| Given task |
Read the listing and extract each line that includes the word "assessment".

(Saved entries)
---+---

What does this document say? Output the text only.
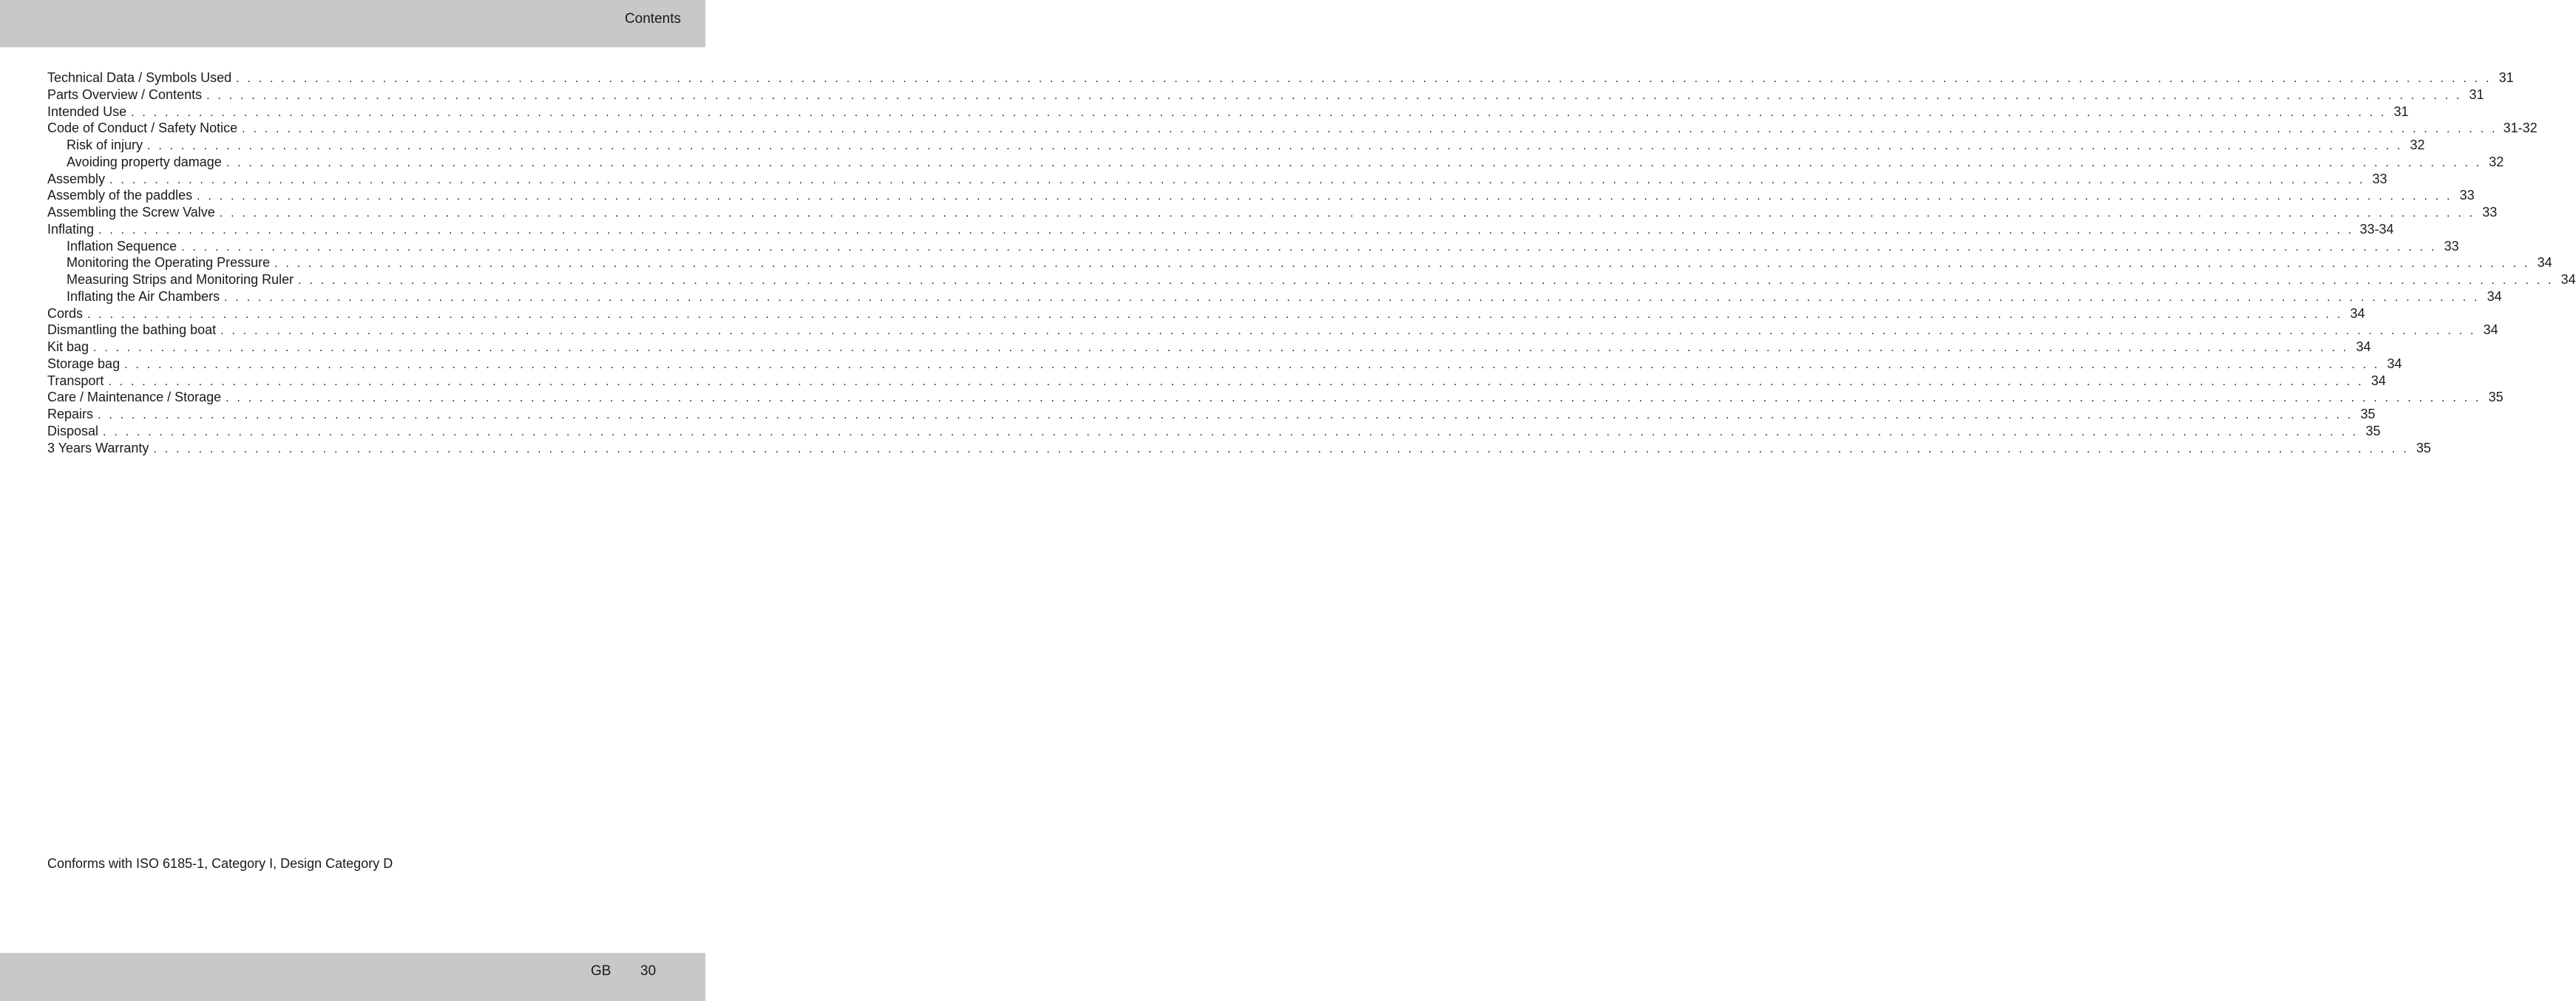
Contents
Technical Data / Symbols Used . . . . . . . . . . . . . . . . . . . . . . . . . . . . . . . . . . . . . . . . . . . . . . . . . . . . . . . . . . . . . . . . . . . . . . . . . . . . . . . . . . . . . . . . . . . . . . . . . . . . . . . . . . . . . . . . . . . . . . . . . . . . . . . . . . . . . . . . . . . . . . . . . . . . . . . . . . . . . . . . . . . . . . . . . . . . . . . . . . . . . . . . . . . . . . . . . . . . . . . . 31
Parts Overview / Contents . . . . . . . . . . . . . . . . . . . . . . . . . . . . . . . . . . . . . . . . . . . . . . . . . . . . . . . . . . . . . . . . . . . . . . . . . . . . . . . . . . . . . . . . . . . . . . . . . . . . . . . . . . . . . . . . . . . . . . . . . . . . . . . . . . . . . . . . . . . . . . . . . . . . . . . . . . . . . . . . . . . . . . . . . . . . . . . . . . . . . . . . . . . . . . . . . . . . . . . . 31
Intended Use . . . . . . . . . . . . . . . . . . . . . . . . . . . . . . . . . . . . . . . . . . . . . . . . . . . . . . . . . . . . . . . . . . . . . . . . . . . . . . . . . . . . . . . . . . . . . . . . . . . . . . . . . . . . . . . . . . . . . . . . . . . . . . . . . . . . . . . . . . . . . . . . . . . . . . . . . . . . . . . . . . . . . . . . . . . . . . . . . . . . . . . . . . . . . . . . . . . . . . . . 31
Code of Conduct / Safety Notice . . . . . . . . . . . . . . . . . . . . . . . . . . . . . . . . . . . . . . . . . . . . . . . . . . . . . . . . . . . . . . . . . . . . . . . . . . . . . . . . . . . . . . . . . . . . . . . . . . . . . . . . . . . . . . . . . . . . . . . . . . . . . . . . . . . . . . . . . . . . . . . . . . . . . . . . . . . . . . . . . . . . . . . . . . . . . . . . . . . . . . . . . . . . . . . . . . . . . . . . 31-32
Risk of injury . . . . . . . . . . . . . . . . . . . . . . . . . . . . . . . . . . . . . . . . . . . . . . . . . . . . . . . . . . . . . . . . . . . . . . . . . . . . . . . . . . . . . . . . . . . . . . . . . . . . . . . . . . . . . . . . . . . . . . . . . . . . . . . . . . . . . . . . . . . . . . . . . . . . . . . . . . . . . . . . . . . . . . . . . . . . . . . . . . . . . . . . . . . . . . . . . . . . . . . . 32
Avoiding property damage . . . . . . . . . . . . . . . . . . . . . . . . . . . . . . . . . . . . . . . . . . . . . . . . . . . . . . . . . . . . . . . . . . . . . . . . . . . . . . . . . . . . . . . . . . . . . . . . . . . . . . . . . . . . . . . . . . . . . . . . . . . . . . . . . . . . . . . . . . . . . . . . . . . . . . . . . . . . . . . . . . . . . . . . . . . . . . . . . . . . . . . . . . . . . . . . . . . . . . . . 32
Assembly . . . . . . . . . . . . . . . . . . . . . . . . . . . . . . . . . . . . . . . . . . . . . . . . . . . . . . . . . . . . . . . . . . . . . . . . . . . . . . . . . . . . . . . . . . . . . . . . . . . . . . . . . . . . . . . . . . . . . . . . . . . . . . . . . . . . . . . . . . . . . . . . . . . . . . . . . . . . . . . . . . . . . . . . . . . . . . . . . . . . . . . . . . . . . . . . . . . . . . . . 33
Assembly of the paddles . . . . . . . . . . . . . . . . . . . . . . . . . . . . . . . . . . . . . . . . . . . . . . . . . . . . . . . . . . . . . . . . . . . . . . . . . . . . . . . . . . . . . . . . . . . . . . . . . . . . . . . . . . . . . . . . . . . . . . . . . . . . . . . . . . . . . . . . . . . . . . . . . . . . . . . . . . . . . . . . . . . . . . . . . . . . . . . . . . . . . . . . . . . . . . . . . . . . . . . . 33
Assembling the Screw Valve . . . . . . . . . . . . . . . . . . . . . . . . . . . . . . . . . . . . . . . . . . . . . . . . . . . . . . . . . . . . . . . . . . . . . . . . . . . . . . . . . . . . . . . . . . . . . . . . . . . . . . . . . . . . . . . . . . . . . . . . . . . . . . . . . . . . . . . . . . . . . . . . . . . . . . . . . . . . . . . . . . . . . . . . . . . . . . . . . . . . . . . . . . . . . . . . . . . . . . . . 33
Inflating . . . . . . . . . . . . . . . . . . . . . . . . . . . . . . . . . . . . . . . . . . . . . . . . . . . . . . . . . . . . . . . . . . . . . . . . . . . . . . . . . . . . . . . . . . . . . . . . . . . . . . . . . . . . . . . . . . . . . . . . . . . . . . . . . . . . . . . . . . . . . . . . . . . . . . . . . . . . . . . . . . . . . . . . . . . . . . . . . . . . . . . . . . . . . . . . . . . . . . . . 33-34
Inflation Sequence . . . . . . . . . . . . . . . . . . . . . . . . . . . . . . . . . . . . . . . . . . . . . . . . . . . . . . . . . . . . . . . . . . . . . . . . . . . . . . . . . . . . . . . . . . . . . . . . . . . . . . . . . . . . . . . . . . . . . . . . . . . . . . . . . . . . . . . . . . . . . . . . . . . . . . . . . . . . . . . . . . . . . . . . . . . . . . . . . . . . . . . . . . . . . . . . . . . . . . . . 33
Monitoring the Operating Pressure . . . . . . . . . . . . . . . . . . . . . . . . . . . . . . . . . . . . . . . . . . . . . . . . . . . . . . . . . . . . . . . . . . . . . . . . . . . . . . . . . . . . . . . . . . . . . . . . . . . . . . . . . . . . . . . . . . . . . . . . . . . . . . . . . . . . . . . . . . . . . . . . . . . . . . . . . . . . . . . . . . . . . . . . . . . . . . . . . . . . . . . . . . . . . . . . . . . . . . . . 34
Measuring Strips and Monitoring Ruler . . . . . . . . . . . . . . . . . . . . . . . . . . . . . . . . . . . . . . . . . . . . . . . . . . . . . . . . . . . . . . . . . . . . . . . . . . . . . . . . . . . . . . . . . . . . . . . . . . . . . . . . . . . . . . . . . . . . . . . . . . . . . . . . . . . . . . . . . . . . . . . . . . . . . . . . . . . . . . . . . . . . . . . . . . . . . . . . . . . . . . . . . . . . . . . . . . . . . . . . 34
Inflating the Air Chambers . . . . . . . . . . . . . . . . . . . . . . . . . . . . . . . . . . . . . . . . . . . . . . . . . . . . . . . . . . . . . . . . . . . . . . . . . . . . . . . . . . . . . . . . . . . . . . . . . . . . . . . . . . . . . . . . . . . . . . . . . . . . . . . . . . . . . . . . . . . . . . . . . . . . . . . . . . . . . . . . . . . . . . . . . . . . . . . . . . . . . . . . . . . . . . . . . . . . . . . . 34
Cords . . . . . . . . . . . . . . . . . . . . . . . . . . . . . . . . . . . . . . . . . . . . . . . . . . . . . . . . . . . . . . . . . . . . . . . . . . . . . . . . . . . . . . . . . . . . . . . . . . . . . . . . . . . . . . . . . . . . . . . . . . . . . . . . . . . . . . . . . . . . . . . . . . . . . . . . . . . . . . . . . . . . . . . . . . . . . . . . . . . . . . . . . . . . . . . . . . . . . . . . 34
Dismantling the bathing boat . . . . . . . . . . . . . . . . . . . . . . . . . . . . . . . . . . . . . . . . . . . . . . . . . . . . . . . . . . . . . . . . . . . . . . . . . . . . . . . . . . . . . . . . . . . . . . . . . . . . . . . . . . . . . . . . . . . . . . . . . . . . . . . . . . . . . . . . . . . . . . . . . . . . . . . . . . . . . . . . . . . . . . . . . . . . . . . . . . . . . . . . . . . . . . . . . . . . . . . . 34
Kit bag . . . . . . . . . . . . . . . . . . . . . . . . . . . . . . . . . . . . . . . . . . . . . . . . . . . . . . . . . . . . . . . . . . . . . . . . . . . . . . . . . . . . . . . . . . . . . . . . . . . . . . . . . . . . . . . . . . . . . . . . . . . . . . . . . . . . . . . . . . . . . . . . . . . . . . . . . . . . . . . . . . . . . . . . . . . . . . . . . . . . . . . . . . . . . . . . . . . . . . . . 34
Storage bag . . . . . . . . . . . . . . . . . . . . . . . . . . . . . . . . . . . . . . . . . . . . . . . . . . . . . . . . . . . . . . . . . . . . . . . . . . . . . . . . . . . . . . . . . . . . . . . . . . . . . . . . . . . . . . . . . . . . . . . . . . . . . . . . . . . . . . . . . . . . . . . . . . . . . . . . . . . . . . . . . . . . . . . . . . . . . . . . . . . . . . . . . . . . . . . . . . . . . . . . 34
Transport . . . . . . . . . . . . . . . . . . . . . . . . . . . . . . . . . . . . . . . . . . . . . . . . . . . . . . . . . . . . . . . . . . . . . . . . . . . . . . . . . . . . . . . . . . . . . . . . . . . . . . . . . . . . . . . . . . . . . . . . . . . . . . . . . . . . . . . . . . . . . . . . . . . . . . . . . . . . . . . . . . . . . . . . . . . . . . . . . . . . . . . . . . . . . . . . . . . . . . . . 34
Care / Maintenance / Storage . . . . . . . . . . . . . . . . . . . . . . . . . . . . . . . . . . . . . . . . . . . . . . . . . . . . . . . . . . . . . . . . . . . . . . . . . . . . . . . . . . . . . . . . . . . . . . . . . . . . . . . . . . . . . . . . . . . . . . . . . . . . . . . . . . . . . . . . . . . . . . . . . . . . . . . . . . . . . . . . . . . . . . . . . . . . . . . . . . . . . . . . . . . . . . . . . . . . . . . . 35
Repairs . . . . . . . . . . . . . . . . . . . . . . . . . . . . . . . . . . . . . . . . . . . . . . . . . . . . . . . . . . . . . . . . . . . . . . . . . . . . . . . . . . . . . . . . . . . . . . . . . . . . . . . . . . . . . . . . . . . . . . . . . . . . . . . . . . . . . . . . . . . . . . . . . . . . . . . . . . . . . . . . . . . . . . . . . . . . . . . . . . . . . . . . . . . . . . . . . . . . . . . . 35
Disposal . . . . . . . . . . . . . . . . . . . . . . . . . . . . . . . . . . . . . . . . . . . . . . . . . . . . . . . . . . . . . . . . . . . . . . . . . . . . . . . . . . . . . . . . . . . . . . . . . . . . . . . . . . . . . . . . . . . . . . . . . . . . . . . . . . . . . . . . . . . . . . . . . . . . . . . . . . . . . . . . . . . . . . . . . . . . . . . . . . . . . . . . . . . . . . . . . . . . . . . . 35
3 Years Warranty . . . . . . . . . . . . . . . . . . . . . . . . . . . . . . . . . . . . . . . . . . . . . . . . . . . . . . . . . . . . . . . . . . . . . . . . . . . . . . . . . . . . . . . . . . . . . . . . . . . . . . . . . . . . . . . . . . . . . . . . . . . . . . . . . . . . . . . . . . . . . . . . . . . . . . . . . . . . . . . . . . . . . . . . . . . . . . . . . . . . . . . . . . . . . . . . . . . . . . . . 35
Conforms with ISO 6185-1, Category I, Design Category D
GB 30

---+---

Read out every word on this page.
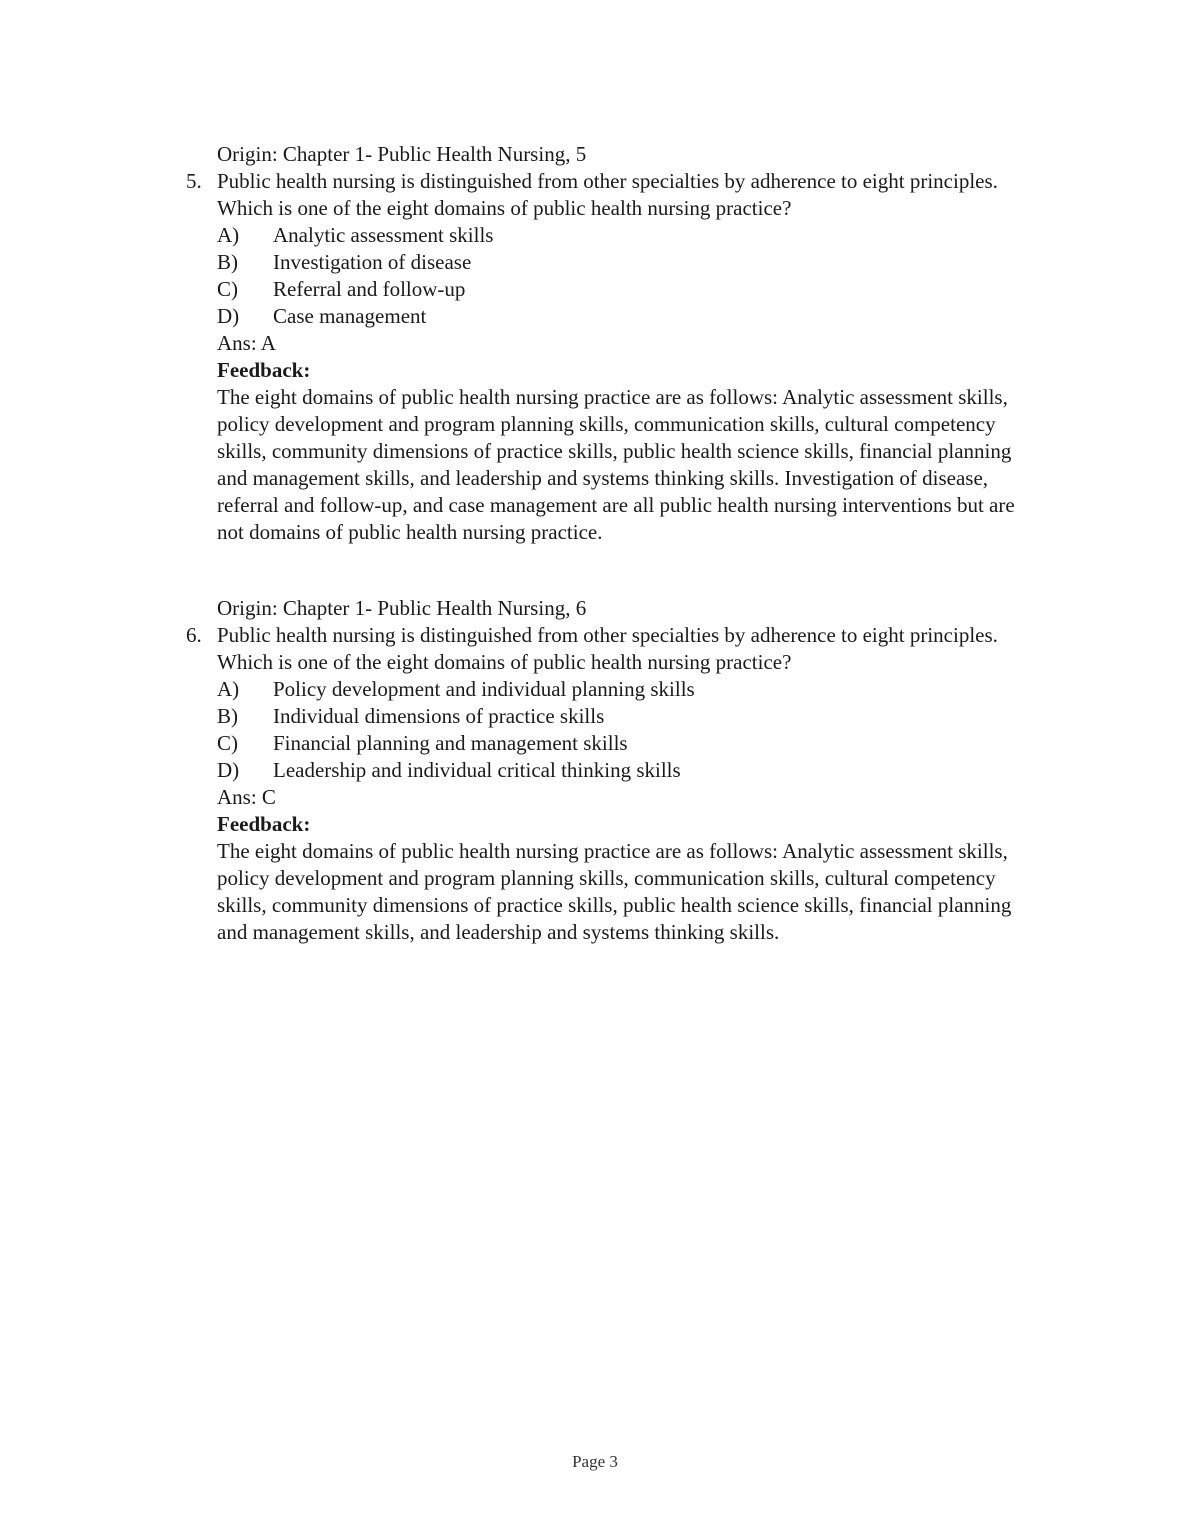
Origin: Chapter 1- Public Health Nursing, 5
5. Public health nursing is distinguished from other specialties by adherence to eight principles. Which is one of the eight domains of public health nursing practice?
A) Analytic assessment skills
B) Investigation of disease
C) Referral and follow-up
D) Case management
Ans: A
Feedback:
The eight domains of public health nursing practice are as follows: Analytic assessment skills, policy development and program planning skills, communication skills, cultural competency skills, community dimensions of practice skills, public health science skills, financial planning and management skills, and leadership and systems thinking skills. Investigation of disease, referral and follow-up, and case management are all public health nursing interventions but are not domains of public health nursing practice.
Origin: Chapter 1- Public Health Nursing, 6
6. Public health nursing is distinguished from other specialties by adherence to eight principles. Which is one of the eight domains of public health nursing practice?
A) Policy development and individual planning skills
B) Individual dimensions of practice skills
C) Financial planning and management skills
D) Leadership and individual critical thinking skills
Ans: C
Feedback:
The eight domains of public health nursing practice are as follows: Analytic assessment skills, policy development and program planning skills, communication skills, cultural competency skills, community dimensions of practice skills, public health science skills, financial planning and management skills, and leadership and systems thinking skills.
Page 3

---+---

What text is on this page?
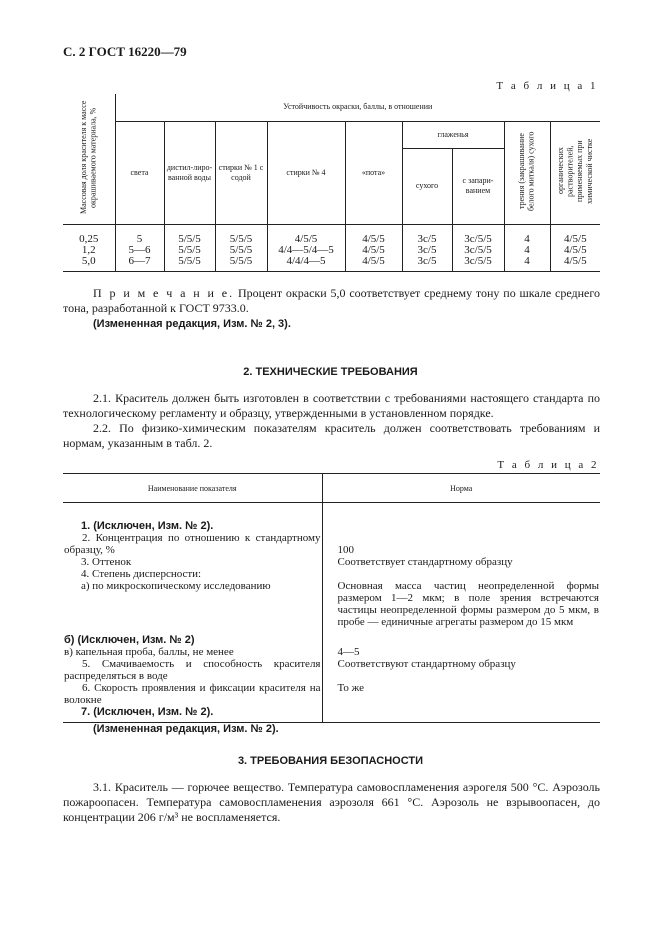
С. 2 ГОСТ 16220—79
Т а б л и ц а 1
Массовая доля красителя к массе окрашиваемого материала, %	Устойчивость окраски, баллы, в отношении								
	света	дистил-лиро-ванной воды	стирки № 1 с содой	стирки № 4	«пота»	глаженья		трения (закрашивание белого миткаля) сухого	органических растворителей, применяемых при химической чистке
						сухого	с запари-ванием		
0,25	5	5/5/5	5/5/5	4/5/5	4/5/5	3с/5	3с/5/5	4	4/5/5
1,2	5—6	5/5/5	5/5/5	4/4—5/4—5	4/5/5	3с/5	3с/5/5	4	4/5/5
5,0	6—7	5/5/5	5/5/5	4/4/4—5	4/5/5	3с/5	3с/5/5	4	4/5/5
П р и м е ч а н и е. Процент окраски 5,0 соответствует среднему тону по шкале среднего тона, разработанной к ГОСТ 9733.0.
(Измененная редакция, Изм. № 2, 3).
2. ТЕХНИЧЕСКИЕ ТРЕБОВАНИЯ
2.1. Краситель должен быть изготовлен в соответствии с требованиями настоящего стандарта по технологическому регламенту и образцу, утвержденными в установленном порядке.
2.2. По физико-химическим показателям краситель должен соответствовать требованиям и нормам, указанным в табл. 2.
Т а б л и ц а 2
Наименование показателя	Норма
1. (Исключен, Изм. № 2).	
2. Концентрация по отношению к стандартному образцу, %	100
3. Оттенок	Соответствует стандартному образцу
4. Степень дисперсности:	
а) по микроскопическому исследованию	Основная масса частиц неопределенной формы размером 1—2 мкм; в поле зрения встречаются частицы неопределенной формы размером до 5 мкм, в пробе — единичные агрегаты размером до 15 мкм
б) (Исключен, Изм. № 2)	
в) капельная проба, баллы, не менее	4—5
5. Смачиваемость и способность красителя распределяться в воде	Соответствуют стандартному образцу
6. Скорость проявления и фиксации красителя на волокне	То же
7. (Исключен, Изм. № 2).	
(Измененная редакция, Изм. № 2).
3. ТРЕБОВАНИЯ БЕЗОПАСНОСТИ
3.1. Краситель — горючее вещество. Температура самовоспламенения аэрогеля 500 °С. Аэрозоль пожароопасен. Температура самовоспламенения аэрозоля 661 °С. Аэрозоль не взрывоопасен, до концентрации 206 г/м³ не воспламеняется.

---+---

| Task response |
A) Analytic assessment skills
The eight domains of public health nursing practice are as follows: Analytic assessment skills, policy development and program planning skills, communication skills, cultural competency skills, community dimensions of practice skills, public health science skills, financial planning and management skills, and leadership and systems thinking skills. Investigation of disease, referral and follow-up, and case management are all public health nursing interventions but are not domains of public health nursing practice.
The eight domains of public health nursing practice are as follows: Analytic assessment skills, policy development and program planning skills, communication skills, cultural competency skills, community dimensions of practice skills, public health science skills, financial planning and management skills, and leadership and systems thinking skills.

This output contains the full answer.